Task - Print the listing below in its entirety, character for character.

Items -
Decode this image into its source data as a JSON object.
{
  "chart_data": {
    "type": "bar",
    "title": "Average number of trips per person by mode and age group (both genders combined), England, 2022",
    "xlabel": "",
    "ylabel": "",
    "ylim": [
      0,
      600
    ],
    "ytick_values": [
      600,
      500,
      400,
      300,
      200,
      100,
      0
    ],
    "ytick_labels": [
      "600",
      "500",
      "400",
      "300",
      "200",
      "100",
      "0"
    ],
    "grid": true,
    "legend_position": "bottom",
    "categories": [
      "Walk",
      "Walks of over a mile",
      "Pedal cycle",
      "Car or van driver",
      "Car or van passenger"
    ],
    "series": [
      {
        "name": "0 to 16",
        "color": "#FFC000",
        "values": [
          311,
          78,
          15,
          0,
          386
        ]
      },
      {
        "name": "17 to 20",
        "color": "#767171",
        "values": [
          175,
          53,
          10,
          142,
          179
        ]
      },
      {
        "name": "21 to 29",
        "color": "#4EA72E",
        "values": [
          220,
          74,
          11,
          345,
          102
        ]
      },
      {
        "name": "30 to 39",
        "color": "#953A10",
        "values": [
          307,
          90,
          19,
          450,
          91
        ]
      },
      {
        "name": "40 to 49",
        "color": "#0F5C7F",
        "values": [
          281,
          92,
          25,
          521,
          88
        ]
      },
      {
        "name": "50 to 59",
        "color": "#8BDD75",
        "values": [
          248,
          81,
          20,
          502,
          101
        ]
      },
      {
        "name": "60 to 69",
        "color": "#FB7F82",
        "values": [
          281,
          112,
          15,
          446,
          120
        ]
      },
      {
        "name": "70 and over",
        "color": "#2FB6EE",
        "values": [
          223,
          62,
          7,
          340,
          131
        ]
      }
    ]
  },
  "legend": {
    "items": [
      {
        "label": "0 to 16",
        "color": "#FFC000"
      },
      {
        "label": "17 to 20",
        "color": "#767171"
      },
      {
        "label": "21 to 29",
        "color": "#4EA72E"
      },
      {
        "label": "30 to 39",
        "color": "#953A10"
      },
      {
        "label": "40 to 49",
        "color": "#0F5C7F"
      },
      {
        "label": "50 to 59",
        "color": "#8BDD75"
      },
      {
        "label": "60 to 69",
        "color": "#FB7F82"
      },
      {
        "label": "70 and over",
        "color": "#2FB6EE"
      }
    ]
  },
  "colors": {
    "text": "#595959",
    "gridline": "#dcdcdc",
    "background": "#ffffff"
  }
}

Response to this task -
Decode this image into its source data as a JSON object.
{
  "chart_data": {
    "type": "bar",
    "title": "Average number of trips per person by mode and age group (both genders combined), England, 2022",
    "xlabel": "",
    "ylabel": "",
    "ylim": [
      0,
      600
    ],
    "ytick_values": [
      600,
      500,
      400,
      300,
      200,
      100,
      0
    ],
    "ytick_labels": [
      "600",
      "500",
      "400",
      "300",
      "200",
      "100",
      "0"
    ],
    "grid": true,
    "legend_position": "bottom",
    "categories": [
      "Walk",
      "Walks of over a mile",
      "Pedal cycle",
      "Car or van driver",
      "Car or van passenger"
    ],
    "series": [
      {
        "name": "0 to 16",
        "color": "#FFC000",
        "values": [
          311,
          78,
          15,
          0,
          386
        ]
      },
      {
        "name": "17 to 20",
        "color": "#767171",
        "values": [
          175,
          53,
          10,
          142,
          179
        ]
      },
      {
        "name": "21 to 29",
        "color": "#4EA72E",
        "values": [
          220,
          74,
          11,
          345,
          102
        ]
      },
      {
        "name": "30 to 39",
        "color": "#953A10",
        "values": [
          307,
          90,
          19,
          450,
          91
        ]
      },
      {
        "name": "40 to 49",
        "color": "#0F5C7F",
        "values": [
          281,
          92,
          25,
          521,
          88
        ]
      },
      {
        "name": "50 to 59",
        "color": "#8BDD75",
        "values": [
          248,
          81,
          20,
          502,
          101
        ]
      },
      {
        "name": "60 to 69",
        "color": "#FB7F82",
        "values": [
          281,
          112,
          15,
          446,
          120
        ]
      },
      {
        "name": "70 and over",
        "color": "#2FB6EE",
        "values": [
          223,
          62,
          7,
          340,
          131
        ]
      }
    ]
  },
  "legend": {
    "items": [
      {
        "label": "0 to 16",
        "color": "#FFC000"
      },
      {
        "label": "17 to 20",
        "color": "#767171"
      },
      {
        "label": "21 to 29",
        "color": "#4EA72E"
      },
      {
        "label": "30 to 39",
        "color": "#953A10"
      },
      {
        "label": "40 to 49",
        "color": "#0F5C7F"
      },
      {
        "label": "50 to 59",
        "color": "#8BDD75"
      },
      {
        "label": "60 to 69",
        "color": "#FB7F82"
      },
      {
        "label": "70 and over",
        "color": "#2FB6EE"
      }
    ]
  },
  "colors": {
    "text": "#595959",
    "gridline": "#dcdcdc",
    "background": "#ffffff"
  }
}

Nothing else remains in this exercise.